Given problem:
Strip the pictures and reproduce the rest of the listing exactly.

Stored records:
[start]
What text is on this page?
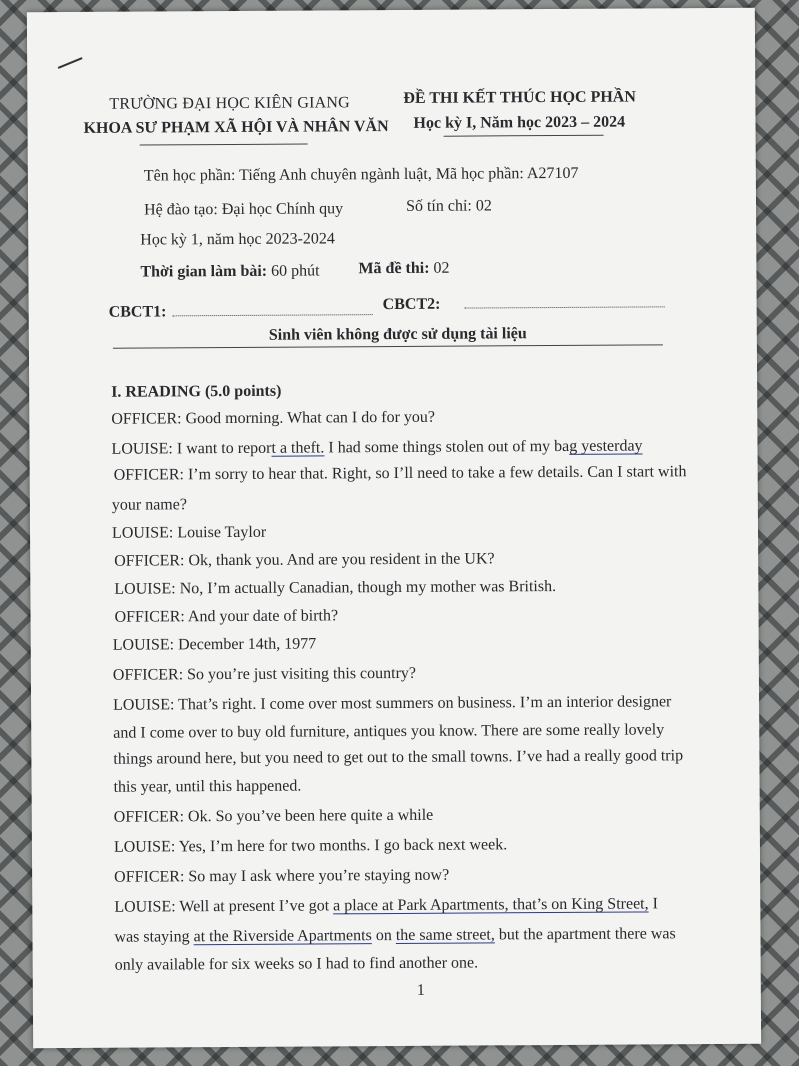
TRƯỜNG ĐẠI HỌC KIÊN GIANG
KHOA SƯ PHẠM XÃ HỘI VÀ NHÂN VĂN
ĐỀ THI KẾT THÚC HỌC PHẦN
Học kỳ I, Năm học 2023 – 2024
Tên học phần: Tiếng Anh chuyên ngành luật, Mã học phần: A27107
Hệ đào tạo: Đại học Chính quy	Số tín chỉ: 02
Học kỳ 1, năm học 2023-2024
Thời gian làm bài: 60 phút Mã đề thi: 02
CBCT1:	CBCT2:
Sinh viên không được sử dụng tài liệu
I. READING (5.0 points)
OFFICER: Good morning. What can I do for you?
LOUISE: I want to report a theft. I had some things stolen out of my bag yesterday
OFFICER: I’m sorry to hear that. Right, so I’ll need to take a few details. Can I start with
your name?
LOUISE: Louise Taylor
OFFICER: Ok, thank you. And are you resident in the UK?
LOUISE: No, I’m actually Canadian, though my mother was British.
OFFICER: And your date of birth?
LOUISE: December 14th, 1977
OFFICER: So you’re just visiting this country?
LOUISE: That’s right. I come over most summers on business. I’m an interior designer
and I come over to buy old furniture, antiques you know. There are some really lovely
things around here, but you need to get out to the small towns. I’ve had a really good trip
this year, until this happened.
OFFICER: Ok. So you’ve been here quite a while
LOUISE: Yes, I’m here for two months. I go back next week.
OFFICER: So may I ask where you’re staying now?
LOUISE: Well at present I’ve got a place at Park Apartments, that’s on King Street, I
was staying at the Riverside Apartments on the same street, but the apartment there was
only available for six weeks so I had to find another one.
1
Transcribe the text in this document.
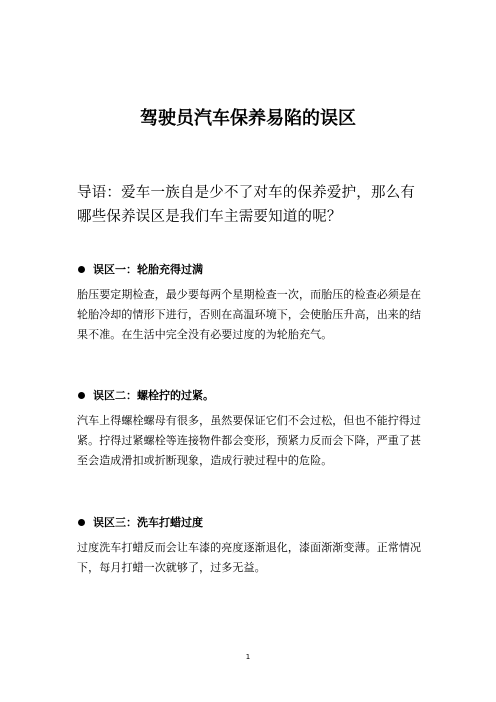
驾驶员汽车保养易陷的误区
导语：爱车一族自是少不了对车的保养爱护，那么有哪些保养误区是我们车主需要知道的呢？
误区一：轮胎充得过满
胎压要定期检查，最少要每两个星期检查一次，而胎压的检查必须是在轮胎冷却的情形下进行，否则在高温环境下，会使胎压升高，出来的结果不准。在生活中完全没有必要过度的为轮胎充气。
误区二：螺栓拧的过紧。
汽车上得螺栓螺母有很多，虽然要保证它们不会过松，但也不能拧得过紧。拧得过紧螺栓等连接物件都会变形，预紧力反而会下降，严重了甚至会造成滑扣或折断现象，造成行驶过程中的危险。
误区三：洗车打蜡过度
过度洗车打蜡反而会让车漆的亮度逐渐退化，漆面渐渐变薄。正常情况下，每月打蜡一次就够了，过多无益。
1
[end]
Completed task:
What text is on this page?
TRƯỜNG ĐẠI HỌC KIÊN GIANG
KHOA SƯ PHẠM XÃ HỘI VÀ NHÂN VĂN
ĐỀ THI KẾT THÚC HỌC PHẦN
Học kỳ I, Năm học 2023 – 2024
Tên học phần: Tiếng Anh chuyên ngành luật, Mã học phần: A27107
Hệ đào tạo: Đại học Chính quy	Số tín chỉ: 02
Học kỳ 1, năm học 2023-2024
Thời gian làm bài: 60 phút Mã đề thi: 02
CBCT1:	CBCT2:
Sinh viên không được sử dụng tài liệu
I. READING (5.0 points)
OFFICER: Good morning. What can I do for you?
LOUISE: I want to report a theft. I had some things stolen out of my bag yesterday
OFFICER: I’m sorry to hear that. Right, so I’ll need to take a few details. Can I start with
your name?
LOUISE: Louise Taylor
OFFICER: Ok, thank you. And are you resident in the UK?
LOUISE: No, I’m actually Canadian, though my mother was British.
OFFICER: And your date of birth?
LOUISE: December 14th, 1977
OFFICER: So you’re just visiting this country?
LOUISE: That’s right. I come over most summers on business. I’m an interior designer
and I come over to buy old furniture, antiques you know. There are some really lovely
things around here, but you need to get out to the small towns. I’ve had a really good trip
this year, until this happened.
OFFICER: Ok. So you’ve been here quite a while
LOUISE: Yes, I’m here for two months. I go back next week.
OFFICER: So may I ask where you’re staying now?
LOUISE: Well at present I’ve got a place at Park Apartments, that’s on King Street, I
was staying at the Riverside Apartments on the same street, but the apartment there was
only available for six weeks so I had to find another one.
1
Transcribe the text in this document.
驾驶员汽车保养易陷的误区
导语：爱车一族自是少不了对车的保养爱护，那么有哪些保养误区是我们车主需要知道的呢？
误区一：轮胎充得过满
胎压要定期检查，最少要每两个星期检查一次，而胎压的检查必须是在轮胎冷却的情形下进行，否则在高温环境下，会使胎压升高，出来的结果不准。在生活中完全没有必要过度的为轮胎充气。
误区二：螺栓拧的过紧。
汽车上得螺栓螺母有很多，虽然要保证它们不会过松，但也不能拧得过紧。拧得过紧螺栓等连接物件都会变形，预紧力反而会下降，严重了甚至会造成滑扣或折断现象，造成行驶过程中的危险。
误区三：洗车打蜡过度
过度洗车打蜡反而会让车漆的亮度逐渐退化，漆面渐渐变薄。正常情况下，每月打蜡一次就够了，过多无益。
1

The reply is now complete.